Stated goal:
Among the entries below, find how many lines carry the word "with" and state only that figure.

Dataset extract:
######

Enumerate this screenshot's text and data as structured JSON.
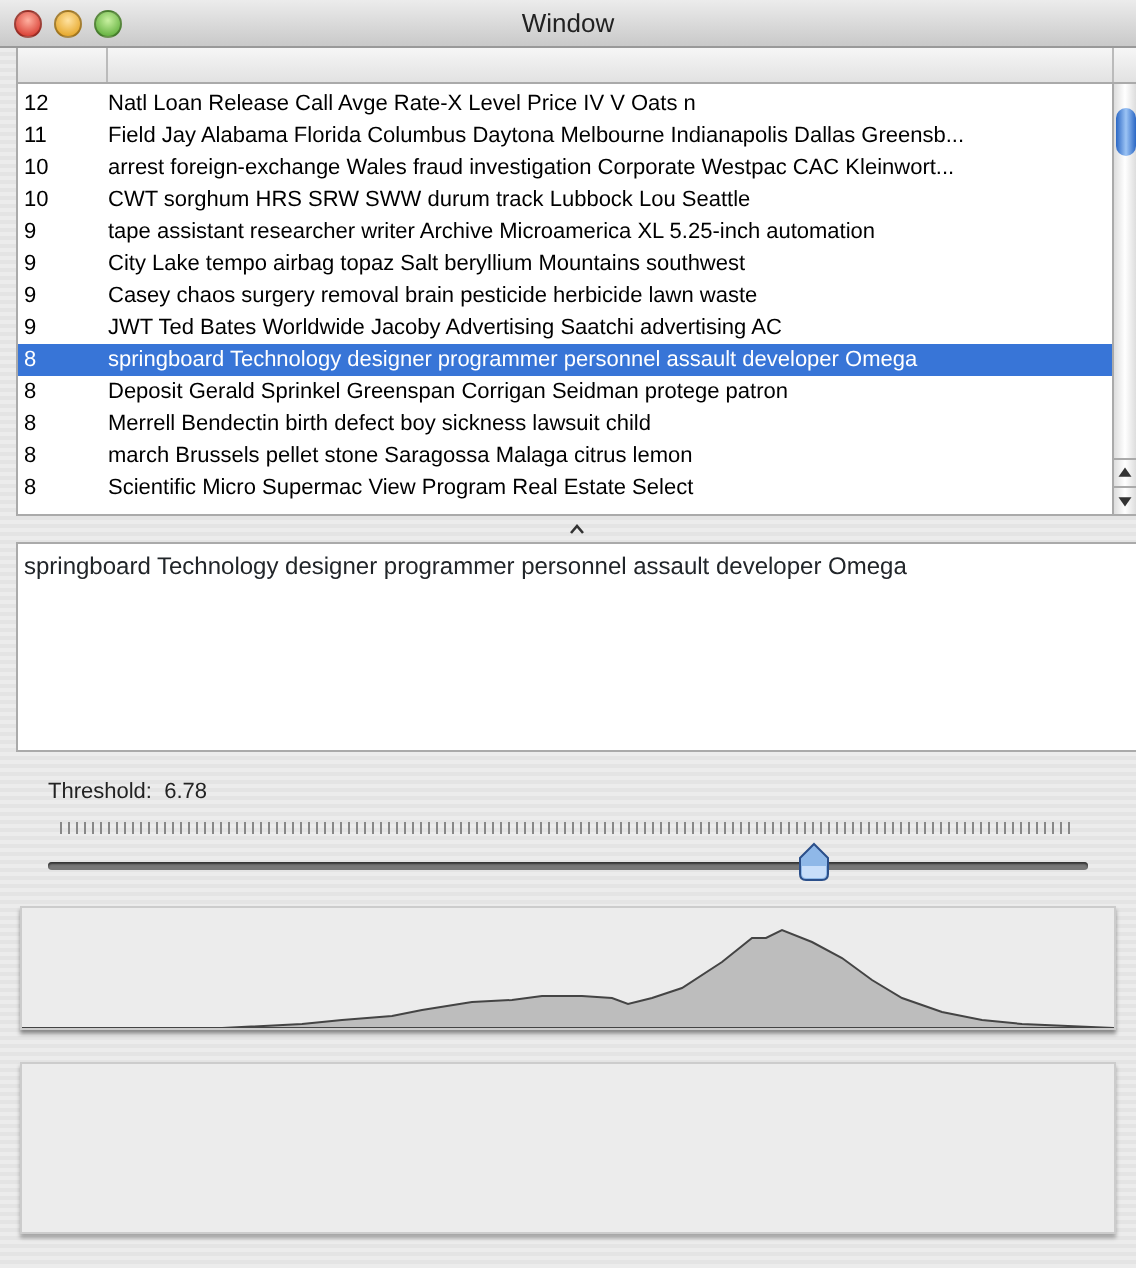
{
  "window": {
    "title": "Window"
  },
  "table": {
    "rows": [
      {
        "score": "12",
        "text": "Natl Loan Release Call Avge Rate-X Level Price IV V Oats n",
        "selected": false
      },
      {
        "score": "11",
        "text": "Field Jay Alabama Florida Columbus Daytona Melbourne Indianapolis Dallas Greensb...",
        "selected": false
      },
      {
        "score": "10",
        "text": "arrest foreign-exchange Wales fraud investigation Corporate Westpac CAC Kleinwort...",
        "selected": false
      },
      {
        "score": "10",
        "text": "CWT sorghum HRS SRW SWW durum track Lubbock Lou Seattle",
        "selected": false
      },
      {
        "score": "9",
        "text": "tape assistant researcher writer Archive Microamerica XL 5.25-inch automation",
        "selected": false
      },
      {
        "score": "9",
        "text": "City Lake tempo airbag topaz Salt beryllium Mountains southwest",
        "selected": false
      },
      {
        "score": "9",
        "text": "Casey chaos surgery removal brain pesticide herbicide lawn waste",
        "selected": false
      },
      {
        "score": "9",
        "text": "JWT Ted Bates Worldwide Jacoby Advertising Saatchi advertising AC",
        "selected": false
      },
      {
        "score": "8",
        "text": "springboard Technology designer programmer personnel assault developer Omega",
        "selected": true
      },
      {
        "score": "8",
        "text": "Deposit Gerald Sprinkel Greenspan Corrigan Seidman protege patron",
        "selected": false
      },
      {
        "score": "8",
        "text": "Merrell Bendectin birth defect boy sickness lawsuit child",
        "selected": false
      },
      {
        "score": "8",
        "text": "march Brussels pellet stone Saragossa Malaga citrus lemon",
        "selected": false
      },
      {
        "score": "8",
        "text": "Scientific Micro Supermac View Program Real Estate Select",
        "selected": false
      }
    ]
  },
  "detail": {
    "text": "springboard Technology designer programmer personnel assault developer Omega"
  },
  "threshold": {
    "label": "Threshold:",
    "value": "6.78",
    "level": 0.745
  }
}
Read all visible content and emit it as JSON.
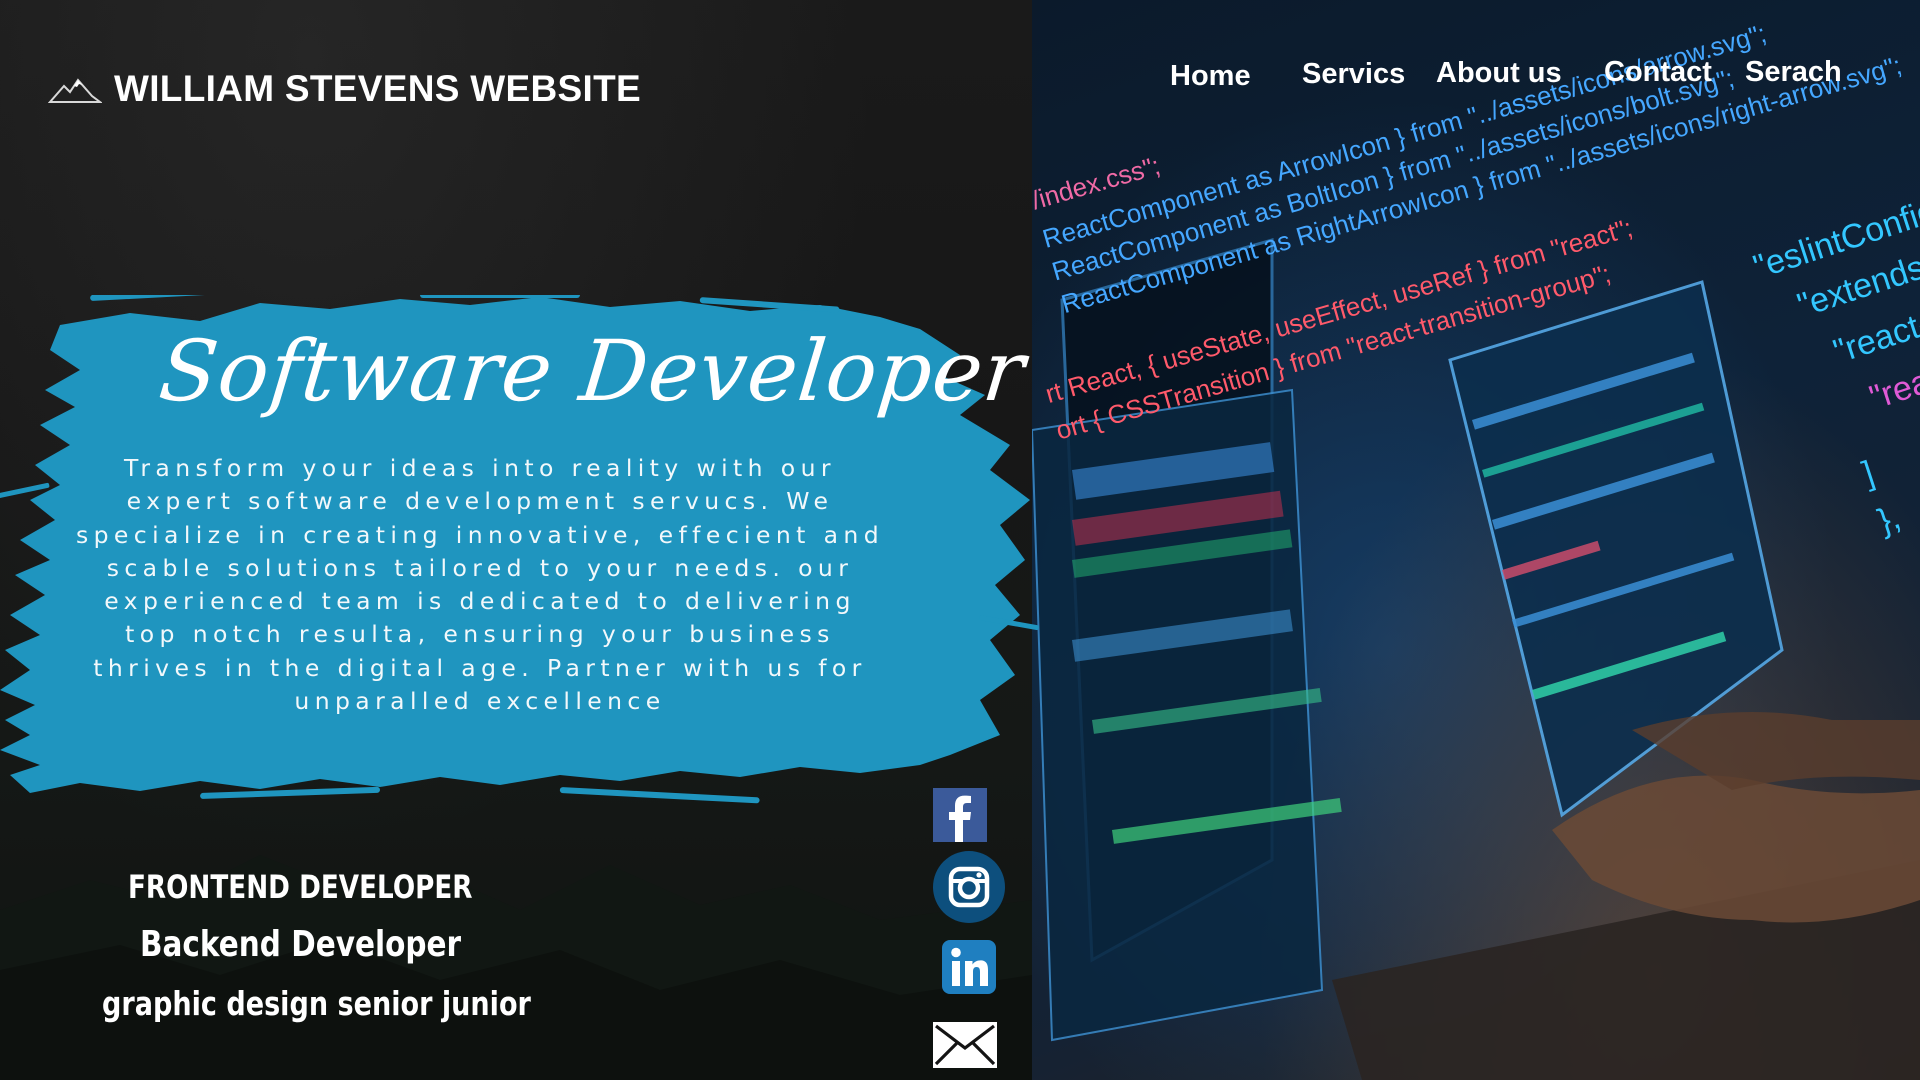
{
  "brand": {
    "title": "WILLIAM STEVENS WEBSITE",
    "logo_icon": "mountain-logo-icon"
  },
  "nav": {
    "items": [
      {
        "label": "Home"
      },
      {
        "label": "Servics"
      },
      {
        "label": "About us"
      },
      {
        "label": "Contact"
      },
      {
        "label": "Serach"
      }
    ]
  },
  "hero": {
    "title": "Software Developer",
    "lines": [
      "Transform your ideas into reality with our",
      "expert software development servucs. We",
      "specialize in creating innovative, effecient and",
      "scable solutions tailored to your needs. our",
      "experienced team is dedicated to delivering",
      "top notch resulta, ensuring your business",
      "thrives in the digital age. Partner with us for",
      "unparalled excellence"
    ]
  },
  "roles": [
    "FRONTEND DEVELOPER",
    "Backend Developer",
    "graphic design senior junior"
  ],
  "social": [
    {
      "icon": "facebook-icon"
    },
    {
      "icon": "instagram-icon"
    },
    {
      "icon": "linkedin-icon"
    },
    {
      "icon": "mail-icon"
    }
  ],
  "colors": {
    "brush": "#1f95bf",
    "background": "#141414",
    "text": "#ffffff"
  },
  "photo": {
    "code_lines": [
      "/index.css\";",
      "ReactComponent as ArrowIcon } from \"../assets/icons/arrow.svg\";",
      "ReactComponent as BoltIcon } from \"../assets/icons/bolt.svg\";",
      "ReactComponent as RightArrowIcon } from \"../assets/icons/right-arrow.svg\";",
      "rt React, { useState, useEffect, useRef } from \"react\";",
      "ort { CSSTransition } from \"react-transition-group\";"
    ],
    "config_lines": [
      "\"eslintConfig\"",
      "\"extends\"",
      "\"react-a",
      "\"react-",
      "]",
      "},"
    ]
  }
}
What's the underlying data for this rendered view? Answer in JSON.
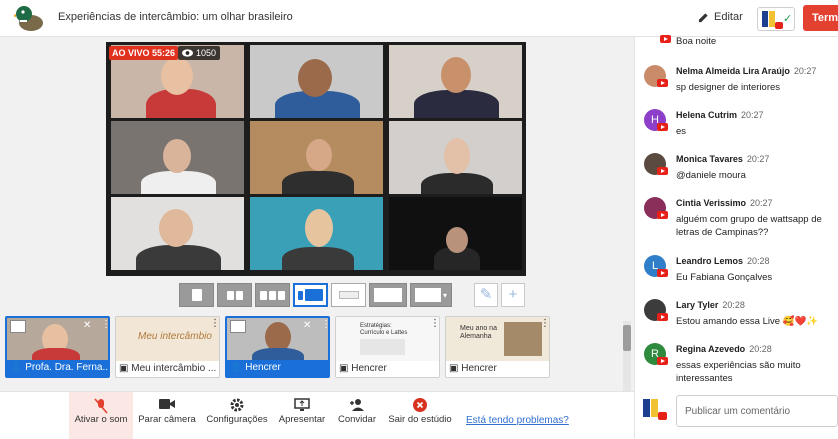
{
  "header": {
    "title": "Experiências de intercâmbio: um olhar brasileiro",
    "edit_label": "Editar",
    "end_label": "Termi",
    "check_mark": "✓"
  },
  "stage": {
    "live_label": "AO VIVO 55:26",
    "viewer_count": "1050"
  },
  "layouts": {
    "selected_index": 3,
    "count": 7
  },
  "tray": {
    "items": [
      {
        "label": "Profa. Dra. Ferna...",
        "kind": "camera",
        "selected": true
      },
      {
        "label": "Meu intercâmbio ...",
        "kind": "screen",
        "selected": false
      },
      {
        "label": "Hencrer",
        "kind": "camera",
        "selected": true
      },
      {
        "label": "Hencrer",
        "kind": "screen",
        "selected": false
      },
      {
        "label": "Hencrer",
        "kind": "screen",
        "selected": false
      }
    ],
    "slide1_text": "Meu intercâmbio",
    "slide2_title": "Estratégias: Currículo e Lattes",
    "slide3_title": "Meu ano na Alemanha"
  },
  "controls": {
    "mute": "Ativar o som",
    "camera": "Parar câmera",
    "settings": "Configurações",
    "present": "Apresentar",
    "invite": "Convidar",
    "leave": "Sair do estúdio",
    "help": "Está tendo problemas?"
  },
  "chat": {
    "placeholder": "Publicar um comentário",
    "partial_text": "Boa noite",
    "messages": [
      {
        "name": "Nelma Almeida Lira Araújo",
        "time": "20:27",
        "text": "sp designer de interiores",
        "avatar": "photo",
        "color": "#c98b6a"
      },
      {
        "name": "Helena Cutrim",
        "time": "20:27",
        "text": "es",
        "avatar": "H",
        "color": "#8e3fc9"
      },
      {
        "name": "Monica Tavares",
        "time": "20:27",
        "text": "@daniele moura",
        "avatar": "photo",
        "color": "#5a4a40"
      },
      {
        "name": "Cintia Verissimo",
        "time": "20:27",
        "text": "alguém com grupo de wattsapp de letras de Campinas??",
        "avatar": "photo",
        "color": "#8a2e5a"
      },
      {
        "name": "Leandro Lemos",
        "time": "20:28",
        "text": "Eu Fabiana Gonçalves",
        "avatar": "L",
        "color": "#2e7ec9"
      },
      {
        "name": "Lary Tyler",
        "time": "20:28",
        "text": "Estou amando essa Live 🥰❤️✨",
        "avatar": "photo",
        "color": "#3c3c3c"
      },
      {
        "name": "Regina Azevedo",
        "time": "20:28",
        "text": "essas experiências são muito interessantes",
        "avatar": "R",
        "color": "#2e8a3c"
      }
    ]
  }
}
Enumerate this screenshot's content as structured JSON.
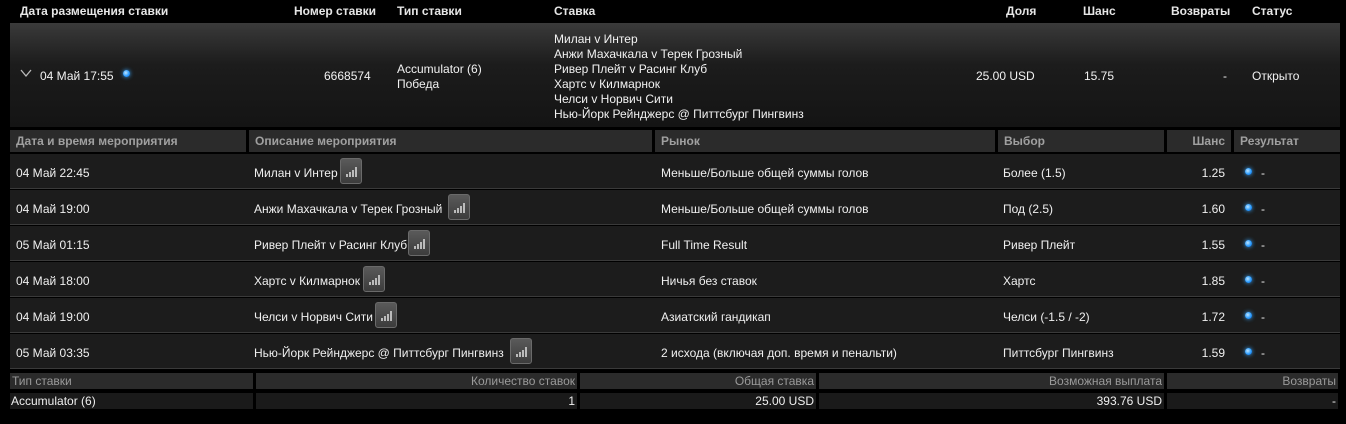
{
  "header": {
    "date_placed": "Дата размещения ставки",
    "bet_number": "Номер ставки",
    "bet_type": "Тип ставки",
    "bet": "Ставка",
    "stake": "Доля",
    "odds": "Шанс",
    "returns": "Возвраты",
    "status": "Статус"
  },
  "summary": {
    "date": "04 Май 17:55",
    "bet_number": "6668574",
    "bet_type_line1": "Accumulator (6)",
    "bet_type_line2": "Победа",
    "selections": [
      "Милан v Интер",
      "Анжи Махачкала v Терек Грозный",
      "Ривер Плейт v Расинг Клуб",
      "Хартс v Килмарнок",
      "Челси v Норвич Сити",
      "Нью-Йорк Рейнджерс @ Питтсбург Пингвинз"
    ],
    "stake": "25.00 USD",
    "odds": "15.75",
    "returns": "-",
    "status": "Открыто"
  },
  "detail_header": {
    "datetime": "Дата и время мероприятия",
    "description": "Описание мероприятия",
    "market": "Рынок",
    "selection": "Выбор",
    "odds": "Шанс",
    "result": "Результат"
  },
  "events": [
    {
      "datetime": "04 Май 22:45",
      "description": "Милан v Интер",
      "market": "Меньше/Больше общей суммы голов",
      "selection": "Более (1.5)",
      "odds": "1.25",
      "result": "-"
    },
    {
      "datetime": "04 Май 19:00",
      "description": "Анжи Махачкала v Терек Грозный",
      "market": "Меньше/Больше общей суммы голов",
      "selection": "Под (2.5)",
      "odds": "1.60",
      "result": "-"
    },
    {
      "datetime": "05 Май 01:15",
      "description": "Ривер Плейт v Расинг Клуб",
      "market": "Full Time Result",
      "selection": "Ривер Плейт",
      "odds": "1.55",
      "result": "-"
    },
    {
      "datetime": "04 Май 18:00",
      "description": "Хартс v Килмарнок",
      "market": "Ничья без ставок",
      "selection": "Хартс",
      "odds": "1.85",
      "result": "-"
    },
    {
      "datetime": "04 Май 19:00",
      "description": "Челси v Норвич Сити",
      "market": "Азиатский гандикап",
      "selection": "Челси (-1.5 / -2)",
      "odds": "1.72",
      "result": "-"
    },
    {
      "datetime": "05 Май 03:35",
      "description": "Нью-Йорк Рейнджерс @ Питтсбург Пингвинз",
      "market": "2 исхода (включая доп. время и пенальти)",
      "selection": "Питтсбург Пингвинз",
      "odds": "1.59",
      "result": "-"
    }
  ],
  "footer_header": {
    "bet_type": "Тип ставки",
    "count": "Количество ставок",
    "total_stake": "Общая ставка",
    "possible_payout": "Возможная выплата",
    "returns": "Возвраты"
  },
  "footer": {
    "bet_type": "Accumulator (6)",
    "count": "1",
    "total_stake": "25.00 USD",
    "possible_payout": "393.76 USD",
    "returns": "-"
  },
  "colors": {
    "background": "#000000",
    "row": "#1c1c1c",
    "header": "#2b2b2b",
    "status_dot": "#2a9cff"
  },
  "icons": {
    "expand": "chevron-down-icon",
    "stats": "stats-bars-icon",
    "status": "status-dot-icon"
  }
}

######

The output:
2